GIVEN INSTRUCTION — Begin with the line that contains "What data populates" and transcribe each line after it, up to and including the last line of the listing below.

>> START EXTRACTED INFORMATION

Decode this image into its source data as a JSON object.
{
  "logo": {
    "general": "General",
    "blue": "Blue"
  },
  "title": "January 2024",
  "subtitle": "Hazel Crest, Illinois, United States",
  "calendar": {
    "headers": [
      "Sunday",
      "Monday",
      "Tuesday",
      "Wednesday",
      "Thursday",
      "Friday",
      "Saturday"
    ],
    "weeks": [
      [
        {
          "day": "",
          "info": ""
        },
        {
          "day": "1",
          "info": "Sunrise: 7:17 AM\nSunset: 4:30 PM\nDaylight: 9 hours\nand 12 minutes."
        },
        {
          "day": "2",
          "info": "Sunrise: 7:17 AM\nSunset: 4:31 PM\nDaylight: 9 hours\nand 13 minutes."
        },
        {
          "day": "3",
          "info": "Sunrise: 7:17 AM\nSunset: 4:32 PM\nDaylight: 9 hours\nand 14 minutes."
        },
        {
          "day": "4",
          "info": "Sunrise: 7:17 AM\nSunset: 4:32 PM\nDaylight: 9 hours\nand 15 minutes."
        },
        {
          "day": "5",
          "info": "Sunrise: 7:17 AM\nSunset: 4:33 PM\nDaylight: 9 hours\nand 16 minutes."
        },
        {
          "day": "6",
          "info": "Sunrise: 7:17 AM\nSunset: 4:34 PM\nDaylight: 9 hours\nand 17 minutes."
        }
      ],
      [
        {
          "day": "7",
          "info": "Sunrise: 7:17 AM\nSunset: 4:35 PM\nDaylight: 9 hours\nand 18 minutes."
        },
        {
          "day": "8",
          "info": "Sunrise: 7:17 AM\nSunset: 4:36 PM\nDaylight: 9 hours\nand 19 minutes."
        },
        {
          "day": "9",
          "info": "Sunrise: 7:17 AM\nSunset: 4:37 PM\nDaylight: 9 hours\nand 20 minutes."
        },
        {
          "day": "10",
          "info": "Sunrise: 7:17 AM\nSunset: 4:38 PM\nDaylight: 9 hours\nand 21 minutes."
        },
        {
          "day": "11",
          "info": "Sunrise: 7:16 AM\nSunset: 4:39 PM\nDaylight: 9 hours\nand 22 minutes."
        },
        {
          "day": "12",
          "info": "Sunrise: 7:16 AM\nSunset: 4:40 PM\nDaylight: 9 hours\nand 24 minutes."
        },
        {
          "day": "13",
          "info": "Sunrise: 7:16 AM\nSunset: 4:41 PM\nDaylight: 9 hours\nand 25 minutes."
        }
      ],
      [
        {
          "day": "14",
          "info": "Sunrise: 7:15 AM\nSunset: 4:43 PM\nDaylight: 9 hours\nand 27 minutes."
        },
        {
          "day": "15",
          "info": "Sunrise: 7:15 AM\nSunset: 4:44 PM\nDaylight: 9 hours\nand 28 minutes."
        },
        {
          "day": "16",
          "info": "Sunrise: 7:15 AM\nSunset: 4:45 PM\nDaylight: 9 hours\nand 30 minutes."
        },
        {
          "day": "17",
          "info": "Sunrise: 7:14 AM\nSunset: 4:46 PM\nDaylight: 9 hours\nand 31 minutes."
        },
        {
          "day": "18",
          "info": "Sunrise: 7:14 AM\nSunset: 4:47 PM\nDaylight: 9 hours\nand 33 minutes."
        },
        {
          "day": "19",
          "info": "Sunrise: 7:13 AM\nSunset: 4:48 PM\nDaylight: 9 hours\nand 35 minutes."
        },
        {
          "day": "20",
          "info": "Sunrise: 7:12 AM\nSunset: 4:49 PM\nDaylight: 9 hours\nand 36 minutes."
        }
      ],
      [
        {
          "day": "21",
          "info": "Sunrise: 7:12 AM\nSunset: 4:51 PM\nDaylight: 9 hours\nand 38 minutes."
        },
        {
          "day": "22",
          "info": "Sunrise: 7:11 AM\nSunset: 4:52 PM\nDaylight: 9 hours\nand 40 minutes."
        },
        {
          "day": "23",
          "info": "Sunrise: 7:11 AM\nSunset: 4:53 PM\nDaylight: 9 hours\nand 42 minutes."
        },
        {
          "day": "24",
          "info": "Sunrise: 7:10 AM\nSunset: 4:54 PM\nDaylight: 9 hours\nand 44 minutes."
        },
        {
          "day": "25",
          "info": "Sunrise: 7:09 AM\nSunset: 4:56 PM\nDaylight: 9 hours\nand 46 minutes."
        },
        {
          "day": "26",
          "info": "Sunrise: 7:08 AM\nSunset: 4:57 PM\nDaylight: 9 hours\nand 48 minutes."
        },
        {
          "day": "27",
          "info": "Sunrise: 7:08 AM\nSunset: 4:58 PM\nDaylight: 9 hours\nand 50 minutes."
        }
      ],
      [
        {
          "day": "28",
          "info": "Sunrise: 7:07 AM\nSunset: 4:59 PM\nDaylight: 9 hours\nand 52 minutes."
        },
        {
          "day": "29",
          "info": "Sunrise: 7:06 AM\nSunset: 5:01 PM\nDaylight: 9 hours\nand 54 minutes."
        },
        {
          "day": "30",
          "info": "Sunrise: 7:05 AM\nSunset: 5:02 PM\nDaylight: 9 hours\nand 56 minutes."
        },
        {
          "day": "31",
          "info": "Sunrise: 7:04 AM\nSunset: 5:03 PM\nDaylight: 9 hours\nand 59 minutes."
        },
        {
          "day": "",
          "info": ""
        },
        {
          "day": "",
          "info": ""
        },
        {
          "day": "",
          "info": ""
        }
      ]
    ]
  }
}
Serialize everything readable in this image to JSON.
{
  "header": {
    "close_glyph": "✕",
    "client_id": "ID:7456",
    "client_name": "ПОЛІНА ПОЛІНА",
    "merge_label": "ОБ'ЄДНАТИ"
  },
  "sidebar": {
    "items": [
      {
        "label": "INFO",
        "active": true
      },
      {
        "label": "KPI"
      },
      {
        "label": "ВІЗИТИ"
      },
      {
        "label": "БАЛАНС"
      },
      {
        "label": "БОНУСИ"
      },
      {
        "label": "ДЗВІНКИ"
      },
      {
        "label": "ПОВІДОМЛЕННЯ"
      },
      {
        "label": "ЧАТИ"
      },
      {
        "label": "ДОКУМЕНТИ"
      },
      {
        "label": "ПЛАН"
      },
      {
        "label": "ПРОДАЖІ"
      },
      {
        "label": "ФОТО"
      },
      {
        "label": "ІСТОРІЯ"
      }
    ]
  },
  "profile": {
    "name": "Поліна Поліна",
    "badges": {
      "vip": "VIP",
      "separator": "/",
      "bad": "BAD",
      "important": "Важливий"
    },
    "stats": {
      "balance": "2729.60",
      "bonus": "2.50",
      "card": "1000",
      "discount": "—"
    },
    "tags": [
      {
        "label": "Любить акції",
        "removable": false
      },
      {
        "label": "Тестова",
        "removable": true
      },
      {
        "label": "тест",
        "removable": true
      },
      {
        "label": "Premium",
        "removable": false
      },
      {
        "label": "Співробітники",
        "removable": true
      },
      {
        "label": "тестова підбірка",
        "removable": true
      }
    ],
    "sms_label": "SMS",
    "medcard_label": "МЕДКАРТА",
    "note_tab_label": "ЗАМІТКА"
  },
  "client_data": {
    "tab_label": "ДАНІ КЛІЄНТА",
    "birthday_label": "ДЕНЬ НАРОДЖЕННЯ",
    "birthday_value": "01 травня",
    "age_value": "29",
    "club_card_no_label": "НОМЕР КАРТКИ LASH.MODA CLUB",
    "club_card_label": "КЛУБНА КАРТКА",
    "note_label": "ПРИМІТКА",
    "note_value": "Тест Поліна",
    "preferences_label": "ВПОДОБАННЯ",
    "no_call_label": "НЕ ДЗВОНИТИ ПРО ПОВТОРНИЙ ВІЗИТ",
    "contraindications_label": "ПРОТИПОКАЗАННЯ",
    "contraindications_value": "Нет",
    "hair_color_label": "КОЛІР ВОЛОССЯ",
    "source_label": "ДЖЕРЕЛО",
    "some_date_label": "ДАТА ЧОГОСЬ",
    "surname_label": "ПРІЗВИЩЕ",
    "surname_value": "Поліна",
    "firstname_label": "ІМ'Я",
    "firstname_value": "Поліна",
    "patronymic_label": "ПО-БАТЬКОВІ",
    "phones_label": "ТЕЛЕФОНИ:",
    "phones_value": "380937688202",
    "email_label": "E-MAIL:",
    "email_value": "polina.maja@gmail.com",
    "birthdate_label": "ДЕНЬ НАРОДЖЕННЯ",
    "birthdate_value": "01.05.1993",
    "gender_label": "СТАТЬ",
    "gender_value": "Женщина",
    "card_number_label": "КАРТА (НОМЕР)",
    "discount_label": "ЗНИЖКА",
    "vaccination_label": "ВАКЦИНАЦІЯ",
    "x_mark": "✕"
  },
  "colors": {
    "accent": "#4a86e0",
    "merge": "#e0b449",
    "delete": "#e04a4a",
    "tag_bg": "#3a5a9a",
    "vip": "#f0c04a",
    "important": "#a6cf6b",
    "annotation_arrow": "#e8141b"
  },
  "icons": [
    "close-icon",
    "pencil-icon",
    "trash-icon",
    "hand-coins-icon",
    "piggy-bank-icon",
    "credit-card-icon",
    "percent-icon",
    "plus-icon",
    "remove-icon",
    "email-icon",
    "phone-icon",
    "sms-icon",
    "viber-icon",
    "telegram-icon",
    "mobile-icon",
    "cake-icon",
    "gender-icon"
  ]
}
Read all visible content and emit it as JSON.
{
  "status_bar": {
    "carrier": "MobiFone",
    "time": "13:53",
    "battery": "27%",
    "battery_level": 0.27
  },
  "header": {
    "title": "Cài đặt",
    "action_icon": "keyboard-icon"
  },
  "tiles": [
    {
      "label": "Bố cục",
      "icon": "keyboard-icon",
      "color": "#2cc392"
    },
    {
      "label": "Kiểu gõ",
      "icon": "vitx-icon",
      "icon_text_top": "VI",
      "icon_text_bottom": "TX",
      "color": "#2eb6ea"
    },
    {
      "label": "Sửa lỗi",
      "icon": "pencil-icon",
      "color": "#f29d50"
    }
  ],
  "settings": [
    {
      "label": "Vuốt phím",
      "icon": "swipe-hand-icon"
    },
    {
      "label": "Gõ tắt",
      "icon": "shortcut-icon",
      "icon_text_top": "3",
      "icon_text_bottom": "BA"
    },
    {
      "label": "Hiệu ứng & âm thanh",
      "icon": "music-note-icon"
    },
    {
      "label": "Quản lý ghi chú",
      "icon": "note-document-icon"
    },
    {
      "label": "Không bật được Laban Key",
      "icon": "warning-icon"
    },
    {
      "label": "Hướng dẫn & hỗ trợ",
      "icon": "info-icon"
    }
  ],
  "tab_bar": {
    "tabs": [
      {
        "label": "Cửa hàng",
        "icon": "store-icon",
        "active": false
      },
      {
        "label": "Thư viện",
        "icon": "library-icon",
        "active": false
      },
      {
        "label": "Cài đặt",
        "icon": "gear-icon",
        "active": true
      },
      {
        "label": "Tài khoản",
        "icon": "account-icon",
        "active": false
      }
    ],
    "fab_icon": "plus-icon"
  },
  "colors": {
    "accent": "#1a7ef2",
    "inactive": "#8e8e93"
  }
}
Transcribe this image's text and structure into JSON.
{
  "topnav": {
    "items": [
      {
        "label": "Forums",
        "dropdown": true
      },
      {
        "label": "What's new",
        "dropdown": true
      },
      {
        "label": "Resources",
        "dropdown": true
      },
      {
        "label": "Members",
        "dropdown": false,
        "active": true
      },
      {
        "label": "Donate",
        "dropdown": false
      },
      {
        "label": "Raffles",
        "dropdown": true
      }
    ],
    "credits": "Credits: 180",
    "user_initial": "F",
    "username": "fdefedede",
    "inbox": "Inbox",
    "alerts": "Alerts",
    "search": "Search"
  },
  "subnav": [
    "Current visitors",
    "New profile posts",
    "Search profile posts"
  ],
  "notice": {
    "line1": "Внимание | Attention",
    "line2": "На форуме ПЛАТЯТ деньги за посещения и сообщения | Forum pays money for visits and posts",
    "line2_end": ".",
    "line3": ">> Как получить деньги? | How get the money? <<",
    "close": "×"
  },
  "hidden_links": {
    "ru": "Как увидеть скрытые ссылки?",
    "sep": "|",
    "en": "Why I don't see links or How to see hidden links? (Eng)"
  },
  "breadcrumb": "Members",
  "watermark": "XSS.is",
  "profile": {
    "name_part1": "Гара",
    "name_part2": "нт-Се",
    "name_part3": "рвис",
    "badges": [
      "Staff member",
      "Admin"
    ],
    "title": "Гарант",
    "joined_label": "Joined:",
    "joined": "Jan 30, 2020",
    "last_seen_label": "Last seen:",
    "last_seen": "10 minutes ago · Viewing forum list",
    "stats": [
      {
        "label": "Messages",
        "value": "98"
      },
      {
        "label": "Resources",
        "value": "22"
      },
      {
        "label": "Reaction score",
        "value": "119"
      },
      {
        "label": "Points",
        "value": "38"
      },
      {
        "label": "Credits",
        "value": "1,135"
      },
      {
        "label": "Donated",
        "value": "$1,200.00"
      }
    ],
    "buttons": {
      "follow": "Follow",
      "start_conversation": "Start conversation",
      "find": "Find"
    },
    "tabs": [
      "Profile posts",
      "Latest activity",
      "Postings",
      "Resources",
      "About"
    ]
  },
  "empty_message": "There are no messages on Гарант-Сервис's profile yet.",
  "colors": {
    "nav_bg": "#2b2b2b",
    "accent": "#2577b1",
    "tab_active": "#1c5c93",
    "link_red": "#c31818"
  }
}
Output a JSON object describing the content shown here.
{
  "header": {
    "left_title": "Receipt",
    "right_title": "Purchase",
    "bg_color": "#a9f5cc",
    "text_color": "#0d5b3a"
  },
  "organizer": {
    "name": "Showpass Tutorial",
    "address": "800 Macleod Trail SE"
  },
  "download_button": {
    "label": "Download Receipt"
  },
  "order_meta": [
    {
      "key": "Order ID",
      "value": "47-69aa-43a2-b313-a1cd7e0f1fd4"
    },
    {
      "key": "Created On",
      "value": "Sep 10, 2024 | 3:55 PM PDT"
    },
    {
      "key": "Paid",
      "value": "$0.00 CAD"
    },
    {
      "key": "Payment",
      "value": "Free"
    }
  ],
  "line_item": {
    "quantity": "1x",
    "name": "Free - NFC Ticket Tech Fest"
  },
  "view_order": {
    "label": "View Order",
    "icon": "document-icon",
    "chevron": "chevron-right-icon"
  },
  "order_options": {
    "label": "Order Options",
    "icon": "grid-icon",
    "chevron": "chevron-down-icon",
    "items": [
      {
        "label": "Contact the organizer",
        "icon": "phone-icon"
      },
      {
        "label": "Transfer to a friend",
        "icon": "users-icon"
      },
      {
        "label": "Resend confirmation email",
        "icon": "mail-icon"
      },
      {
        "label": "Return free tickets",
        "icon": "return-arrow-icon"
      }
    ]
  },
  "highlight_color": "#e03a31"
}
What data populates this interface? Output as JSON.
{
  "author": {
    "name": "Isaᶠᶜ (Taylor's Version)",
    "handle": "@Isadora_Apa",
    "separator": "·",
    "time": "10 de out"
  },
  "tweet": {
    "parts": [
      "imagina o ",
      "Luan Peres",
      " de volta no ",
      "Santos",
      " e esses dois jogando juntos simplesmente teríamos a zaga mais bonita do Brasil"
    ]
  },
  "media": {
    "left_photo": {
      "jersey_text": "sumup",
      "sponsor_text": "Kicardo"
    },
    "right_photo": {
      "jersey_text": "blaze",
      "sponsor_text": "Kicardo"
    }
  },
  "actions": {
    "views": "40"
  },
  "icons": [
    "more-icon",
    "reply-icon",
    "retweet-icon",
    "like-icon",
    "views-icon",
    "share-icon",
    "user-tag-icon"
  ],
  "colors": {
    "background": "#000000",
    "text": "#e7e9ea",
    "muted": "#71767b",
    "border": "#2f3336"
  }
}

>> END EXTRACTED INFORMATION

RESPONSE —
What data populates this interface? Output as JSON.
{
  "author": {
    "name": "Isaᶠᶜ (Taylor's Version)",
    "handle": "@Isadora_Apa",
    "separator": "·",
    "time": "10 de out"
  },
  "tweet": {
    "parts": [
      "imagina o ",
      "Luan Peres",
      " de volta no ",
      "Santos",
      " e esses dois jogando juntos simplesmente teríamos a zaga mais bonita do Brasil"
    ]
  },
  "media": {
    "left_photo": {
      "jersey_text": "sumup",
      "sponsor_text": "Kicardo"
    },
    "right_photo": {
      "jersey_text": "blaze",
      "sponsor_text": "Kicardo"
    }
  },
  "actions": {
    "views": "40"
  },
  "icons": [
    "more-icon",
    "reply-icon",
    "retweet-icon",
    "like-icon",
    "views-icon",
    "share-icon",
    "user-tag-icon"
  ],
  "colors": {
    "background": "#000000",
    "text": "#e7e9ea",
    "muted": "#71767b",
    "border": "#2f3336"
  }
}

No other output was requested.